→ Your goal
Print all of the data exactly as written.

-- START OF Provided records --

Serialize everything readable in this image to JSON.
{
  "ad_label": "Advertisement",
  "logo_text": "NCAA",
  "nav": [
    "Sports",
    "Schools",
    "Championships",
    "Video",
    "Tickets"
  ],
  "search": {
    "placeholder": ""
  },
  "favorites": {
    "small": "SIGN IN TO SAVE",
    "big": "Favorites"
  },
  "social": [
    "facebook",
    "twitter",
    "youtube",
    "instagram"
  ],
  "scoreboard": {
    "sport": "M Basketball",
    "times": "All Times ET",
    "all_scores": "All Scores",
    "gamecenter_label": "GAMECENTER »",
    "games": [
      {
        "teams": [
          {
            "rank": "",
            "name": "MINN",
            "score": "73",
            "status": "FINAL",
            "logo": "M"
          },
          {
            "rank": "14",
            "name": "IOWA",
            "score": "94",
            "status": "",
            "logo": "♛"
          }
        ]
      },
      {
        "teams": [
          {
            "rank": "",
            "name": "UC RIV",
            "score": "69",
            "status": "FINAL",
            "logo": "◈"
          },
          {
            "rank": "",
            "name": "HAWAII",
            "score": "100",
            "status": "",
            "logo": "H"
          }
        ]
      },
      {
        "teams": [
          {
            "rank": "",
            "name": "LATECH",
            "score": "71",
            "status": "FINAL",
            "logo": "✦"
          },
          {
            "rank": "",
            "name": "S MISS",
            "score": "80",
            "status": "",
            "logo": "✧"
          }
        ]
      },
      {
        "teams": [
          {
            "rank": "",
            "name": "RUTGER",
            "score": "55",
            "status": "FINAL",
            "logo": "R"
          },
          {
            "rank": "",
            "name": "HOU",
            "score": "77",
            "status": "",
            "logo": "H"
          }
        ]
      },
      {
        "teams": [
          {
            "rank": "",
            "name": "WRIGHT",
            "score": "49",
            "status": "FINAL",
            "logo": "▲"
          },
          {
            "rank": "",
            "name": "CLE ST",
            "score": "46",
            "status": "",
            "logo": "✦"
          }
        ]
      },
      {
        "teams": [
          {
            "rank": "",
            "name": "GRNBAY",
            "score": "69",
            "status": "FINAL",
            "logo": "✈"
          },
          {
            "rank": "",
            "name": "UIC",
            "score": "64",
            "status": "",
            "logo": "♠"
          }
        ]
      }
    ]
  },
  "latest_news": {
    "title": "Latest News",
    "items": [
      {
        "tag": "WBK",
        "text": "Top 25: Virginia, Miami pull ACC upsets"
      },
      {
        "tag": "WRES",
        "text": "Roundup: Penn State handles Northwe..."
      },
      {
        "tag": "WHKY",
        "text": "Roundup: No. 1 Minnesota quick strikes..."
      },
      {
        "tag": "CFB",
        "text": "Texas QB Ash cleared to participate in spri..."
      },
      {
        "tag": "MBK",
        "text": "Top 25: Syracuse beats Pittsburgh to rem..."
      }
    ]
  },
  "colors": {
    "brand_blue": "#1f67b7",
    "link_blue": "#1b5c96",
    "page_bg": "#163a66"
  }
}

-- END OF Provided records --

→ Written answer
Serialize everything readable in this image to JSON.
{
  "ad_label": "Advertisement",
  "logo_text": "NCAA",
  "nav": [
    "Sports",
    "Schools",
    "Championships",
    "Video",
    "Tickets"
  ],
  "search": {
    "placeholder": ""
  },
  "favorites": {
    "small": "SIGN IN TO SAVE",
    "big": "Favorites"
  },
  "social": [
    "facebook",
    "twitter",
    "youtube",
    "instagram"
  ],
  "scoreboard": {
    "sport": "M Basketball",
    "times": "All Times ET",
    "all_scores": "All Scores",
    "gamecenter_label": "GAMECENTER »",
    "games": [
      {
        "teams": [
          {
            "rank": "",
            "name": "MINN",
            "score": "73",
            "status": "FINAL",
            "logo": "M"
          },
          {
            "rank": "14",
            "name": "IOWA",
            "score": "94",
            "status": "",
            "logo": "♛"
          }
        ]
      },
      {
        "teams": [
          {
            "rank": "",
            "name": "UC RIV",
            "score": "69",
            "status": "FINAL",
            "logo": "◈"
          },
          {
            "rank": "",
            "name": "HAWAII",
            "score": "100",
            "status": "",
            "logo": "H"
          }
        ]
      },
      {
        "teams": [
          {
            "rank": "",
            "name": "LATECH",
            "score": "71",
            "status": "FINAL",
            "logo": "✦"
          },
          {
            "rank": "",
            "name": "S MISS",
            "score": "80",
            "status": "",
            "logo": "✧"
          }
        ]
      },
      {
        "teams": [
          {
            "rank": "",
            "name": "RUTGER",
            "score": "55",
            "status": "FINAL",
            "logo": "R"
          },
          {
            "rank": "",
            "name": "HOU",
            "score": "77",
            "status": "",
            "logo": "H"
          }
        ]
      },
      {
        "teams": [
          {
            "rank": "",
            "name": "WRIGHT",
            "score": "49",
            "status": "FINAL",
            "logo": "▲"
          },
          {
            "rank": "",
            "name": "CLE ST",
            "score": "46",
            "status": "",
            "logo": "✦"
          }
        ]
      },
      {
        "teams": [
          {
            "rank": "",
            "name": "GRNBAY",
            "score": "69",
            "status": "FINAL",
            "logo": "✈"
          },
          {
            "rank": "",
            "name": "UIC",
            "score": "64",
            "status": "",
            "logo": "♠"
          }
        ]
      }
    ]
  },
  "latest_news": {
    "title": "Latest News",
    "items": [
      {
        "tag": "WBK",
        "text": "Top 25: Virginia, Miami pull ACC upsets"
      },
      {
        "tag": "WRES",
        "text": "Roundup: Penn State handles Northwe..."
      },
      {
        "tag": "WHKY",
        "text": "Roundup: No. 1 Minnesota quick strikes..."
      },
      {
        "tag": "CFB",
        "text": "Texas QB Ash cleared to participate in spri..."
      },
      {
        "tag": "MBK",
        "text": "Top 25: Syracuse beats Pittsburgh to rem..."
      }
    ]
  },
  "colors": {
    "brand_blue": "#1f67b7",
    "link_blue": "#1b5c96",
    "page_bg": "#163a66"
  }
}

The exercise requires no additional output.